- Set exercise
All of the material below is to be returned exactly.
————————
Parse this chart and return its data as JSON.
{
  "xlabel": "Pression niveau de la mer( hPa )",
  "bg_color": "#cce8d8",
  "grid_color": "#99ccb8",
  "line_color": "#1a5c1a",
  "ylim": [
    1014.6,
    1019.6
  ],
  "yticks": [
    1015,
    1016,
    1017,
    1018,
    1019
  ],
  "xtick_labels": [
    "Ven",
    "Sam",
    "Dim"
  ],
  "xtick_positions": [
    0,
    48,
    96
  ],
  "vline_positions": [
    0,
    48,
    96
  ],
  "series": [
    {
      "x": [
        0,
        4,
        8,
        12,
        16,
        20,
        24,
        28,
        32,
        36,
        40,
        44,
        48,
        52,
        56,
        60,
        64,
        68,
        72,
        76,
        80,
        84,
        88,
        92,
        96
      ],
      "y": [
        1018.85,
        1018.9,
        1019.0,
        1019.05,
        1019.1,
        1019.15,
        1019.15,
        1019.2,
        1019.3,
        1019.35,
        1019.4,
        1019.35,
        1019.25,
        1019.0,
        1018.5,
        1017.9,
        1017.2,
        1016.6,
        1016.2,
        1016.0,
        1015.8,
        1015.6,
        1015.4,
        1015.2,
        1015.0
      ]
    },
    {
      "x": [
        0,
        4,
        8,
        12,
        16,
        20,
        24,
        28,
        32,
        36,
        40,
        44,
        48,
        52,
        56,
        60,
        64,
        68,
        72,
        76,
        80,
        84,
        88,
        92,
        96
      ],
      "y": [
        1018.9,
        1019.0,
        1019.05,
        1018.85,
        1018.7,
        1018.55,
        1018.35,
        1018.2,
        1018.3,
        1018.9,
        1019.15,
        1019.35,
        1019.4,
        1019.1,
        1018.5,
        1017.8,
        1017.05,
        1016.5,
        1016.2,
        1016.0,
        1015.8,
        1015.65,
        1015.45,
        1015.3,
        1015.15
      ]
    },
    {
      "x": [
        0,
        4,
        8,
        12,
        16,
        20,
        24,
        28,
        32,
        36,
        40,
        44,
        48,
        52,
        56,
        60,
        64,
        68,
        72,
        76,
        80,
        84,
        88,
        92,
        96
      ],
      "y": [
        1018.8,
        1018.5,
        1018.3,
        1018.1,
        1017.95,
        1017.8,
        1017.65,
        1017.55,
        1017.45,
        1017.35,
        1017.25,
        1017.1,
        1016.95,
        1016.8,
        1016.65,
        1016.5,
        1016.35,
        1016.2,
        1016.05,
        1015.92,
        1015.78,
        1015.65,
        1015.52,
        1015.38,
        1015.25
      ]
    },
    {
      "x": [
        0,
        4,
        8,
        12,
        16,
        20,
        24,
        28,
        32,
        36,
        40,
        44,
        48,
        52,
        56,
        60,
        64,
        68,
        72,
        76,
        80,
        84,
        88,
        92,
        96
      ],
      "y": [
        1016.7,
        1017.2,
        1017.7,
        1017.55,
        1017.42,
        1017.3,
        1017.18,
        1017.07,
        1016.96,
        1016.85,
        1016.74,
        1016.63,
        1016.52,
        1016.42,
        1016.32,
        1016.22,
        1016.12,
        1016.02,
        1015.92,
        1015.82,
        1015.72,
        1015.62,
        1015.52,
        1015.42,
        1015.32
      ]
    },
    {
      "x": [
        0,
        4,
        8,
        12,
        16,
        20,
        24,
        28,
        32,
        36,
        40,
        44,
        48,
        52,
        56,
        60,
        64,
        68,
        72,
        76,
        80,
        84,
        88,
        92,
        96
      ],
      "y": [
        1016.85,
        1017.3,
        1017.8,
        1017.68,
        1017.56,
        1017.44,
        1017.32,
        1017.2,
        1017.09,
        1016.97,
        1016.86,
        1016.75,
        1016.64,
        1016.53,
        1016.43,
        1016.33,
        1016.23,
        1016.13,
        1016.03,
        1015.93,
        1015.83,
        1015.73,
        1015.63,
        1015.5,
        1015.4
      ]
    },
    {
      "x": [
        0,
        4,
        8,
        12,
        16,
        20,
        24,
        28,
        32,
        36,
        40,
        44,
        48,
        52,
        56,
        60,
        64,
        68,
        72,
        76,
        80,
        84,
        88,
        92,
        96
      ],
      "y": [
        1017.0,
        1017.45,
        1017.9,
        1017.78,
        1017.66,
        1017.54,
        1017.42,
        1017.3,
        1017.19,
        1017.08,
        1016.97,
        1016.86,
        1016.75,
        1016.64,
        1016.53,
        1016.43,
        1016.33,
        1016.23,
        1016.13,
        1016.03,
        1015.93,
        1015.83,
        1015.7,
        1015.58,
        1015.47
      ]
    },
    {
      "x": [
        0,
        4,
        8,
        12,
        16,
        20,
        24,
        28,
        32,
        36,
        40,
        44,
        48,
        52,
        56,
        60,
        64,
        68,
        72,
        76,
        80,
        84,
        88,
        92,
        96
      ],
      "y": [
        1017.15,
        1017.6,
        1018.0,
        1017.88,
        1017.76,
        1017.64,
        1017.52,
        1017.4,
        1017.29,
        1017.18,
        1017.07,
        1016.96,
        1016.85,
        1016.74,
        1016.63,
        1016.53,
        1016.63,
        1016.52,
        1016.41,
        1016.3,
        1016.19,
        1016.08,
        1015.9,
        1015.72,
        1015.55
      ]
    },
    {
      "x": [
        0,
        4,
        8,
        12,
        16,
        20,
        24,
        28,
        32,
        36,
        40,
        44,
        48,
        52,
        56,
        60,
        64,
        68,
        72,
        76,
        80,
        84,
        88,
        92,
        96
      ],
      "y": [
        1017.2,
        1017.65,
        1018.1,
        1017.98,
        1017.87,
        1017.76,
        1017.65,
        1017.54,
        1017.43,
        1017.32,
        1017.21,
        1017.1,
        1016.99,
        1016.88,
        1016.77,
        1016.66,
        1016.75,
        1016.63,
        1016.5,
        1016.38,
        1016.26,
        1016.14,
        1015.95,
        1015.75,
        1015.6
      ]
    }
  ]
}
————————
- Correct response
Parse this chart and return its data as JSON.
{
  "xlabel": "Pression niveau de la mer( hPa )",
  "bg_color": "#cce8d8",
  "grid_color": "#99ccb8",
  "line_color": "#1a5c1a",
  "ylim": [
    1014.6,
    1019.6
  ],
  "yticks": [
    1015,
    1016,
    1017,
    1018,
    1019
  ],
  "xtick_labels": [
    "Ven",
    "Sam",
    "Dim"
  ],
  "xtick_positions": [
    0,
    48,
    96
  ],
  "vline_positions": [
    0,
    48,
    96
  ],
  "series": [
    {
      "x": [
        0,
        4,
        8,
        12,
        16,
        20,
        24,
        28,
        32,
        36,
        40,
        44,
        48,
        52,
        56,
        60,
        64,
        68,
        72,
        76,
        80,
        84,
        88,
        92,
        96
      ],
      "y": [
        1018.85,
        1018.9,
        1019.0,
        1019.05,
        1019.1,
        1019.15,
        1019.15,
        1019.2,
        1019.3,
        1019.35,
        1019.4,
        1019.35,
        1019.25,
        1019.0,
        1018.5,
        1017.9,
        1017.2,
        1016.6,
        1016.2,
        1016.0,
        1015.8,
        1015.6,
        1015.4,
        1015.2,
        1015.0
      ]
    },
    {
      "x": [
        0,
        4,
        8,
        12,
        16,
        20,
        24,
        28,
        32,
        36,
        40,
        44,
        48,
        52,
        56,
        60,
        64,
        68,
        72,
        76,
        80,
        84,
        88,
        92,
        96
      ],
      "y": [
        1018.9,
        1019.0,
        1019.05,
        1018.85,
        1018.7,
        1018.55,
        1018.35,
        1018.2,
        1018.3,
        1018.9,
        1019.15,
        1019.35,
        1019.4,
        1019.1,
        1018.5,
        1017.8,
        1017.05,
        1016.5,
        1016.2,
        1016.0,
        1015.8,
        1015.65,
        1015.45,
        1015.3,
        1015.15
      ]
    },
    {
      "x": [
        0,
        4,
        8,
        12,
        16,
        20,
        24,
        28,
        32,
        36,
        40,
        44,
        48,
        52,
        56,
        60,
        64,
        68,
        72,
        76,
        80,
        84,
        88,
        92,
        96
      ],
      "y": [
        1018.8,
        1018.5,
        1018.3,
        1018.1,
        1017.95,
        1017.8,
        1017.65,
        1017.55,
        1017.45,
        1017.35,
        1017.25,
        1017.1,
        1016.95,
        1016.8,
        1016.65,
        1016.5,
        1016.35,
        1016.2,
        1016.05,
        1015.92,
        1015.78,
        1015.65,
        1015.52,
        1015.38,
        1015.25
      ]
    },
    {
      "x": [
        0,
        4,
        8,
        12,
        16,
        20,
        24,
        28,
        32,
        36,
        40,
        44,
        48,
        52,
        56,
        60,
        64,
        68,
        72,
        76,
        80,
        84,
        88,
        92,
        96
      ],
      "y": [
        1016.7,
        1017.2,
        1017.7,
        1017.55,
        1017.42,
        1017.3,
        1017.18,
        1017.07,
        1016.96,
        1016.85,
        1016.74,
        1016.63,
        1016.52,
        1016.42,
        1016.32,
        1016.22,
        1016.12,
        1016.02,
        1015.92,
        1015.82,
        1015.72,
        1015.62,
        1015.52,
        1015.42,
        1015.32
      ]
    },
    {
      "x": [
        0,
        4,
        8,
        12,
        16,
        20,
        24,
        28,
        32,
        36,
        40,
        44,
        48,
        52,
        56,
        60,
        64,
        68,
        72,
        76,
        80,
        84,
        88,
        92,
        96
      ],
      "y": [
        1016.85,
        1017.3,
        1017.8,
        1017.68,
        1017.56,
        1017.44,
        1017.32,
        1017.2,
        1017.09,
        1016.97,
        1016.86,
        1016.75,
        1016.64,
        1016.53,
        1016.43,
        1016.33,
        1016.23,
        1016.13,
        1016.03,
        1015.93,
        1015.83,
        1015.73,
        1015.63,
        1015.5,
        1015.4
      ]
    },
    {
      "x": [
        0,
        4,
        8,
        12,
        16,
        20,
        24,
        28,
        32,
        36,
        40,
        44,
        48,
        52,
        56,
        60,
        64,
        68,
        72,
        76,
        80,
        84,
        88,
        92,
        96
      ],
      "y": [
        1017.0,
        1017.45,
        1017.9,
        1017.78,
        1017.66,
        1017.54,
        1017.42,
        1017.3,
        1017.19,
        1017.08,
        1016.97,
        1016.86,
        1016.75,
        1016.64,
        1016.53,
        1016.43,
        1016.33,
        1016.23,
        1016.13,
        1016.03,
        1015.93,
        1015.83,
        1015.7,
        1015.58,
        1015.47
      ]
    },
    {
      "x": [
        0,
        4,
        8,
        12,
        16,
        20,
        24,
        28,
        32,
        36,
        40,
        44,
        48,
        52,
        56,
        60,
        64,
        68,
        72,
        76,
        80,
        84,
        88,
        92,
        96
      ],
      "y": [
        1017.15,
        1017.6,
        1018.0,
        1017.88,
        1017.76,
        1017.64,
        1017.52,
        1017.4,
        1017.29,
        1017.18,
        1017.07,
        1016.96,
        1016.85,
        1016.74,
        1016.63,
        1016.53,
        1016.63,
        1016.52,
        1016.41,
        1016.3,
        1016.19,
        1016.08,
        1015.9,
        1015.72,
        1015.55
      ]
    },
    {
      "x": [
        0,
        4,
        8,
        12,
        16,
        20,
        24,
        28,
        32,
        36,
        40,
        44,
        48,
        52,
        56,
        60,
        64,
        68,
        72,
        76,
        80,
        84,
        88,
        92,
        96
      ],
      "y": [
        1017.2,
        1017.65,
        1018.1,
        1017.98,
        1017.87,
        1017.76,
        1017.65,
        1017.54,
        1017.43,
        1017.32,
        1017.21,
        1017.1,
        1016.99,
        1016.88,
        1016.77,
        1016.66,
        1016.75,
        1016.63,
        1016.5,
        1016.38,
        1016.26,
        1016.14,
        1015.95,
        1015.75,
        1015.6
      ]
    }
  ]
}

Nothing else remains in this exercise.